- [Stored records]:
====

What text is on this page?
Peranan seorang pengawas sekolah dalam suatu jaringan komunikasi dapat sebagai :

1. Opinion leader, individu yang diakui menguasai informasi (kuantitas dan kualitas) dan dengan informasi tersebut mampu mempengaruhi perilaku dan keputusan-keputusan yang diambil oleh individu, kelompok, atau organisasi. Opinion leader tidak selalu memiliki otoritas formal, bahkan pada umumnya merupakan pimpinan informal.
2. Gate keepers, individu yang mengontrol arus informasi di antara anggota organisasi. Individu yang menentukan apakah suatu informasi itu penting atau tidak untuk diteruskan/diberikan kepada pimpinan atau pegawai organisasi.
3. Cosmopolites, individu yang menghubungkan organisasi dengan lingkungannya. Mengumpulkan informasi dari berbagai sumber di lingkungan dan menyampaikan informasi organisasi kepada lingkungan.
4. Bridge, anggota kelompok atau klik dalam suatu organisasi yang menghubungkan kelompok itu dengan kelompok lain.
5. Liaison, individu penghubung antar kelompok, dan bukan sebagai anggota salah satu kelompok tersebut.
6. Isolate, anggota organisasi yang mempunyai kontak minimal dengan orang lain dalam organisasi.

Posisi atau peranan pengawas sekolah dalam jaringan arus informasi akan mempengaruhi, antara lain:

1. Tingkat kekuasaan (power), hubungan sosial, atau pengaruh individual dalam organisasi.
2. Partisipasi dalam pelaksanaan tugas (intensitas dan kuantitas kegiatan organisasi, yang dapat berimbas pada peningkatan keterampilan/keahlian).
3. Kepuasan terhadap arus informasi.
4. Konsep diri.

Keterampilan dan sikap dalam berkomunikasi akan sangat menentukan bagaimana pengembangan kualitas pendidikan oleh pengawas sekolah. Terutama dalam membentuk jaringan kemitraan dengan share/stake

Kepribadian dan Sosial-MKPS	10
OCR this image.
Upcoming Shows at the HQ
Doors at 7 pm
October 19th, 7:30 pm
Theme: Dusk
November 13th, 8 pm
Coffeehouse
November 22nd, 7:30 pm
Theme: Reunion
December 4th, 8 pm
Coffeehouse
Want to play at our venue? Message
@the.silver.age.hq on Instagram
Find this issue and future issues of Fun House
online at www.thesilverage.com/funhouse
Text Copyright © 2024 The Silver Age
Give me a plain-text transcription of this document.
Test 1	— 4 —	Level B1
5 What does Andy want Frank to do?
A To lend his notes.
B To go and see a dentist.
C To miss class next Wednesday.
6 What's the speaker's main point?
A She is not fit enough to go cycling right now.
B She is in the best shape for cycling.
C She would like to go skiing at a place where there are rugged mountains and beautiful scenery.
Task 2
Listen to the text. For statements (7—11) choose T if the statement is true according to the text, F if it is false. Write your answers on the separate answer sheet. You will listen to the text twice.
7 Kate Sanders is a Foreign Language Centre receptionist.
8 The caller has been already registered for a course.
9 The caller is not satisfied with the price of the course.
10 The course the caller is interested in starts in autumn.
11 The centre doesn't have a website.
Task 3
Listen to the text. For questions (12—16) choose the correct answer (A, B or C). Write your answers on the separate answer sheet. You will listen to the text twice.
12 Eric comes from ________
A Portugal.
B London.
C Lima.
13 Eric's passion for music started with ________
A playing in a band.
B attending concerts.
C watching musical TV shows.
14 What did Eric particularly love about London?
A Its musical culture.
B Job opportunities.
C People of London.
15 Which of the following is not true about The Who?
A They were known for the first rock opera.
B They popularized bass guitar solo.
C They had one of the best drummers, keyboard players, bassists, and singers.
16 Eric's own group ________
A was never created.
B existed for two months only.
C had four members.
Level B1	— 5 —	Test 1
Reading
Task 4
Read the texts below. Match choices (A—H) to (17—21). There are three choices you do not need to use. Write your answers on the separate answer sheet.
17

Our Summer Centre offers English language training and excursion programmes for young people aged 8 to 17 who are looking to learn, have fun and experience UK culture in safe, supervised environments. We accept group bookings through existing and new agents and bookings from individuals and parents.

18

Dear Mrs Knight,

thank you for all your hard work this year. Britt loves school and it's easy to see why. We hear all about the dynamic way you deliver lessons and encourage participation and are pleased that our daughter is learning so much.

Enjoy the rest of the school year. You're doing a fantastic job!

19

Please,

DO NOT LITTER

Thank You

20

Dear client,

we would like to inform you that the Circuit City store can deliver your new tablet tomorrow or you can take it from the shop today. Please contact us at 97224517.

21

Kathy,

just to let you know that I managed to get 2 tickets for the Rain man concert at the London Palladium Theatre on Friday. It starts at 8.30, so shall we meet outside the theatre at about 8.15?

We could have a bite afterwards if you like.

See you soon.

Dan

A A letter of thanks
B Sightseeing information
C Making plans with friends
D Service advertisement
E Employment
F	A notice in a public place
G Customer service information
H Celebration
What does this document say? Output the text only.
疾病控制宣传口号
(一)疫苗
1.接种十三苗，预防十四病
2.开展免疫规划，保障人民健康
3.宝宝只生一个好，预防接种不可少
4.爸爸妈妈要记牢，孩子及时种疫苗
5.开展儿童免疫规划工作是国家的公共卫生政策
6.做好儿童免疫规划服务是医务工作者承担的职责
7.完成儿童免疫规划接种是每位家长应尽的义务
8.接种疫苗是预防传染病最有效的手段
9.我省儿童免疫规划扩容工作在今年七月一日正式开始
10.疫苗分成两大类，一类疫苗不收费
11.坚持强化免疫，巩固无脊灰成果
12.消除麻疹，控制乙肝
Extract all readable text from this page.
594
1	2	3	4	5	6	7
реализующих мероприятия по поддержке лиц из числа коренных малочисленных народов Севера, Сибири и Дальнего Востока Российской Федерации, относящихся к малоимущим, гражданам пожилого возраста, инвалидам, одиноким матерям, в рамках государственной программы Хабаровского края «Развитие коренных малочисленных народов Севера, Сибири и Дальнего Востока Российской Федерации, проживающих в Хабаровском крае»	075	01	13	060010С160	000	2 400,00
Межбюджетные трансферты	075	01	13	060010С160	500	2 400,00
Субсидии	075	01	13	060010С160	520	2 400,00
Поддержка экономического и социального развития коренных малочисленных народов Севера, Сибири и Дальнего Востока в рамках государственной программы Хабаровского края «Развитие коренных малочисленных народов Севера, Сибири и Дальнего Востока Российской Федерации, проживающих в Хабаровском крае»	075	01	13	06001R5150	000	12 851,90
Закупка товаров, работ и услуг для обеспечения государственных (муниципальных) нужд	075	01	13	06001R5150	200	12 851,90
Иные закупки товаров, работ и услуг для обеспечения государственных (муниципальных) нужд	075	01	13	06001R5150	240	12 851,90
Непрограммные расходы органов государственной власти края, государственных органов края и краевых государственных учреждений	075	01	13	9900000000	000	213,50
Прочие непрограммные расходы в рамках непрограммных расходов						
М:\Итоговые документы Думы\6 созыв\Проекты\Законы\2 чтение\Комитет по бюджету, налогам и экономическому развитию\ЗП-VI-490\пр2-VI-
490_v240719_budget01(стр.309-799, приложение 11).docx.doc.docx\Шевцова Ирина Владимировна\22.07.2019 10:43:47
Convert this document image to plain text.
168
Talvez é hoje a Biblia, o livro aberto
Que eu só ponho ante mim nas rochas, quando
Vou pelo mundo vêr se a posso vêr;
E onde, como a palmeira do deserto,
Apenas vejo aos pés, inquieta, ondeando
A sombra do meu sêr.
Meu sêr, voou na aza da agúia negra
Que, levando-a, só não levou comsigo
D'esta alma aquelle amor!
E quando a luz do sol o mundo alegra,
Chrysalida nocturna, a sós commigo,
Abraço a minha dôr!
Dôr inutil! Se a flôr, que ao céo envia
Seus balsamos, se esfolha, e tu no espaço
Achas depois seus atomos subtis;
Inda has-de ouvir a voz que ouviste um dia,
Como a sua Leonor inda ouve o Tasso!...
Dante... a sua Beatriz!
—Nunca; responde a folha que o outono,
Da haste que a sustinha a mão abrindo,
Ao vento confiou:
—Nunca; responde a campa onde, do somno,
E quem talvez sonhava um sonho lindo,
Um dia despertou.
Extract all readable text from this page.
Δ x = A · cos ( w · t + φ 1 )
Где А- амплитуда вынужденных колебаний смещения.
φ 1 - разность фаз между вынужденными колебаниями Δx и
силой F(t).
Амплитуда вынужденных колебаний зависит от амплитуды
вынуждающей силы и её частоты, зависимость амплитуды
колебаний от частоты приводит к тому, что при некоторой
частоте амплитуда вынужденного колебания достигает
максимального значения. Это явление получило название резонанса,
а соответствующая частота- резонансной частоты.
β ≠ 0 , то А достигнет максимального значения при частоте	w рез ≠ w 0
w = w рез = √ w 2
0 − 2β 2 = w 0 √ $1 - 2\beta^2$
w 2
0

====

- [Stated problem]:
Reply with nothing but a number: how many lines of the entries above contain the string "программы"?

- [Reply]:
2